Required work ▸ Determine how many lines of the data below contain "placeholder", then give only that number.

Data to use ▸
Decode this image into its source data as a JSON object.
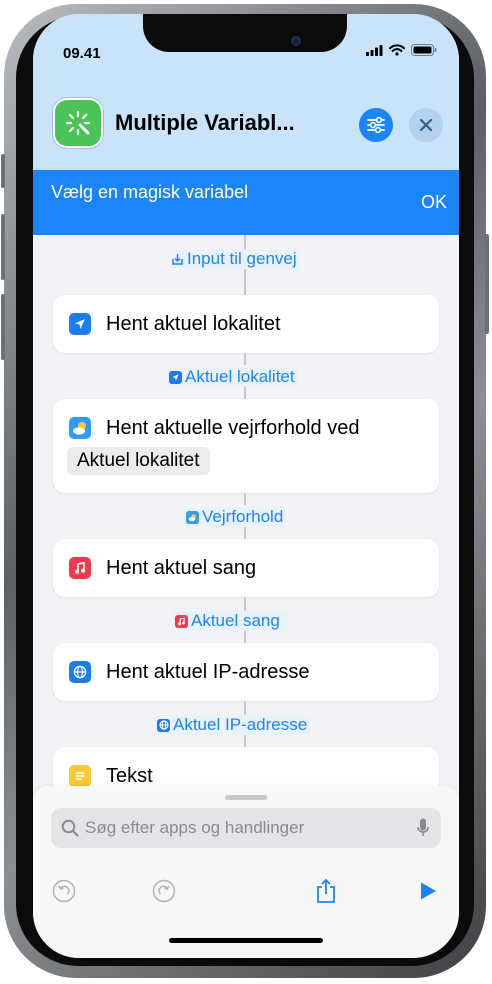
{
  "status_bar": {
    "time": "09.41"
  },
  "header": {
    "title": "Multiple Variabl..."
  },
  "banner": {
    "text": "Vælg en magisk variabel",
    "ok_label": "OK"
  },
  "workflow": {
    "input_token": "Input til genvej",
    "actions": [
      {
        "label": "Hent aktuel lokalitet",
        "icon": "location-arrow-icon",
        "color": "#1b7cf4",
        "output": "Aktuel lokalitet"
      },
      {
        "label": "Hent aktuelle vejrforhold ved",
        "param": "Aktuel lokalitet",
        "icon": "weather-icon",
        "color": "#2f9cf5",
        "output": "Vejrforhold"
      },
      {
        "label": "Hent aktuel sang",
        "icon": "music-note-icon",
        "color": "#f0384f",
        "output": "Aktuel sang"
      },
      {
        "label": "Hent aktuel IP-adresse",
        "icon": "globe-icon",
        "color": "#1b7cf4",
        "output": "Aktuel IP-adresse"
      },
      {
        "label": "Tekst",
        "icon": "text-icon",
        "color": "#f8c934"
      }
    ]
  },
  "search": {
    "placeholder": "Søg efter apps og handlinger"
  },
  "colors": {
    "accent": "#1b84f7",
    "header_bg": "#c8e3fa",
    "app_icon": "#4bc358"
  }
}
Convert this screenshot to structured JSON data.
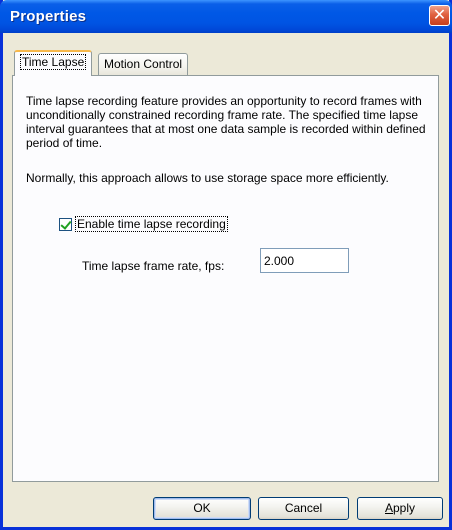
{
  "window": {
    "title": "Properties",
    "close_glyph": "✕"
  },
  "tabs": [
    {
      "label": "Time Lapse",
      "active": true
    },
    {
      "label": "Motion Control",
      "active": false
    }
  ],
  "time_lapse": {
    "description": "Time lapse recording feature provides an opportunity to record frames with unconditionally constrained recording frame rate. The specified time lapse interval guarantees that at most one data sample is recorded within defined period of time.",
    "note": "Normally, this approach allows to use storage space more efficiently.",
    "enable_checkbox": {
      "label": "Enable time lapse recording",
      "checked": true
    },
    "frame_rate": {
      "label": "Time lapse frame rate, fps:",
      "value": "2.000"
    }
  },
  "buttons": {
    "ok": "OK",
    "cancel": "Cancel",
    "apply": "Apply"
  },
  "colors": {
    "titlebar": "#0054e3",
    "dialog_bg": "#ece9d8",
    "panel_bg": "#fcfcfe",
    "active_tab_accent": "#f7b84b",
    "close_button": "#e0603f",
    "check_mark": "#21a121"
  },
  "icons": {
    "close": "close-icon",
    "check": "check-icon"
  }
}
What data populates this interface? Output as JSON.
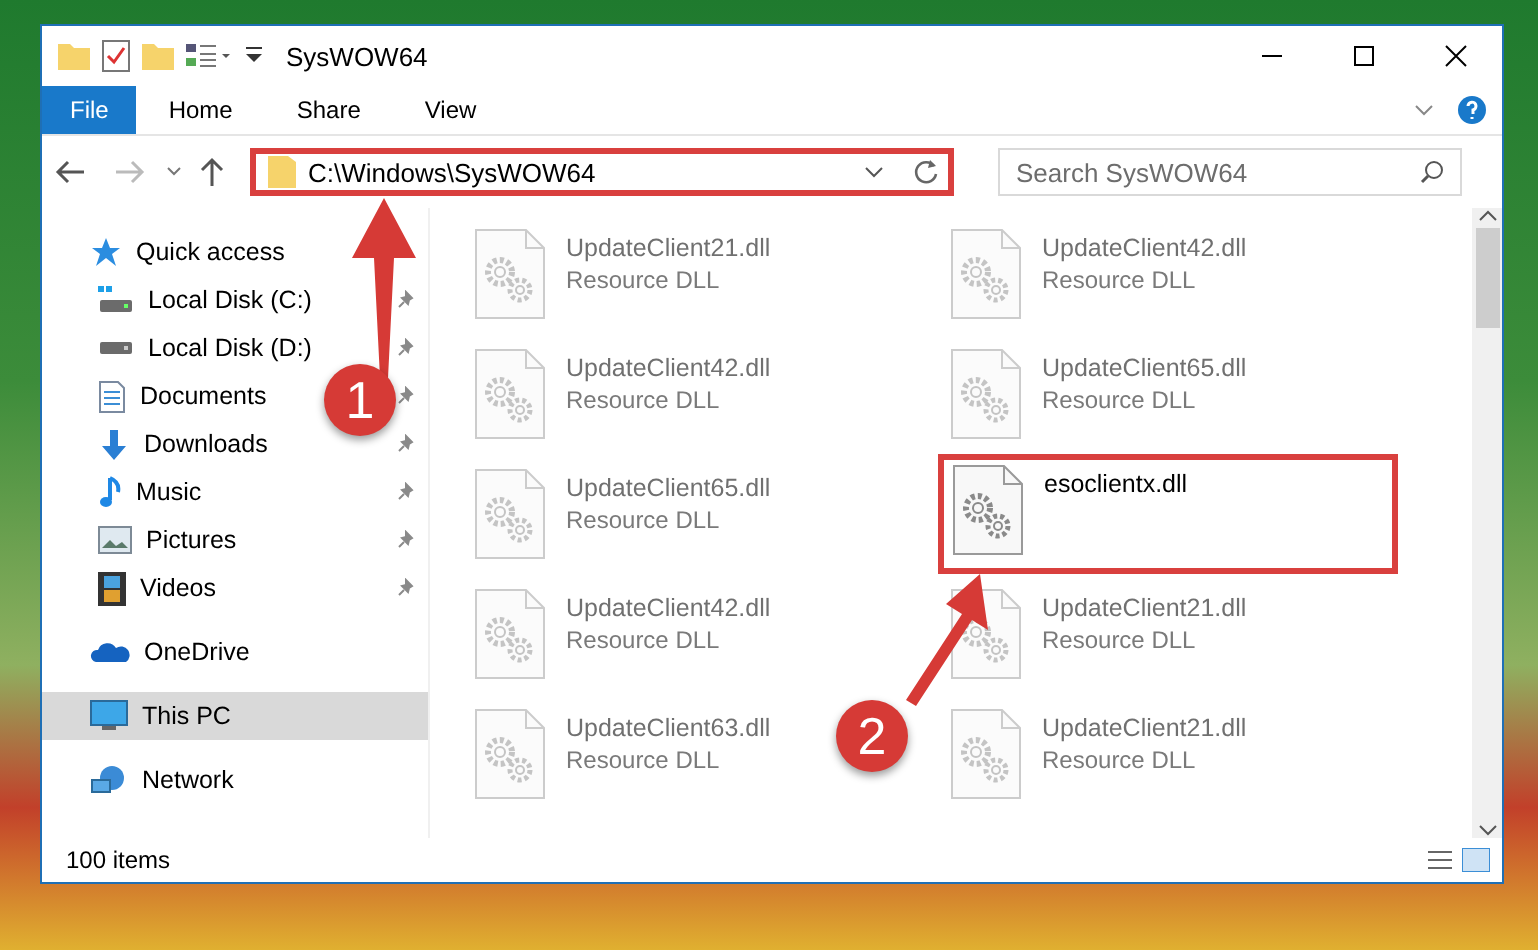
{
  "window": {
    "title": "SysWOW64"
  },
  "ribbon_tabs": [
    {
      "label": "File",
      "kind": "file"
    },
    {
      "label": "Home",
      "kind": "tab"
    },
    {
      "label": "Share",
      "kind": "tab"
    },
    {
      "label": "View",
      "kind": "tab"
    }
  ],
  "address": {
    "path": "C:\\Windows\\SysWOW64",
    "highlighted": true
  },
  "search": {
    "placeholder": "Search SysWOW64"
  },
  "sidebar": {
    "items": [
      {
        "label": "Quick access",
        "selected": false,
        "children": [
          {
            "label": "Local Disk (C:)",
            "pinned": true,
            "selected": false
          },
          {
            "label": "Local Disk (D:)",
            "pinned": true,
            "selected": false
          },
          {
            "label": "Documents",
            "pinned": true,
            "selected": false
          },
          {
            "label": "Downloads",
            "pinned": true,
            "selected": false
          },
          {
            "label": "Music",
            "pinned": true,
            "selected": false
          },
          {
            "label": "Pictures",
            "pinned": true,
            "selected": false
          },
          {
            "label": "Videos",
            "pinned": true,
            "selected": false
          }
        ]
      },
      {
        "label": "OneDrive",
        "selected": false
      },
      {
        "label": "This PC",
        "selected": true
      },
      {
        "label": "Network",
        "selected": false
      }
    ]
  },
  "files": [
    {
      "name": "UpdateClient21.dll",
      "type": "Resource DLL",
      "faded": true,
      "highlighted": false
    },
    {
      "name": "UpdateClient42.dll",
      "type": "Resource DLL",
      "faded": true,
      "highlighted": false
    },
    {
      "name": "UpdateClient42.dll",
      "type": "Resource DLL",
      "faded": true,
      "highlighted": false
    },
    {
      "name": "UpdateClient65.dll",
      "type": "Resource DLL",
      "faded": true,
      "highlighted": false
    },
    {
      "name": "UpdateClient65.dll",
      "type": "Resource DLL",
      "faded": true,
      "highlighted": false
    },
    {
      "name": "esoclientx.dll",
      "faded": false,
      "highlighted": true
    },
    {
      "name": "UpdateClient42.dll",
      "type": "Resource DLL",
      "faded": true,
      "highlighted": false
    },
    {
      "name": "UpdateClient21.dll",
      "type": "Resource DLL",
      "faded": true,
      "highlighted": false
    },
    {
      "name": "UpdateClient63.dll",
      "type": "Resource DLL",
      "faded": true,
      "highlighted": false
    },
    {
      "name": "UpdateClient21.dll",
      "type": "Resource DLL",
      "faded": true,
      "highlighted": false
    }
  ],
  "status_bar": {
    "count": "100 items"
  },
  "callouts": [
    {
      "number": "1"
    },
    {
      "number": "2"
    }
  ]
}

Result for this exercise ▸ 2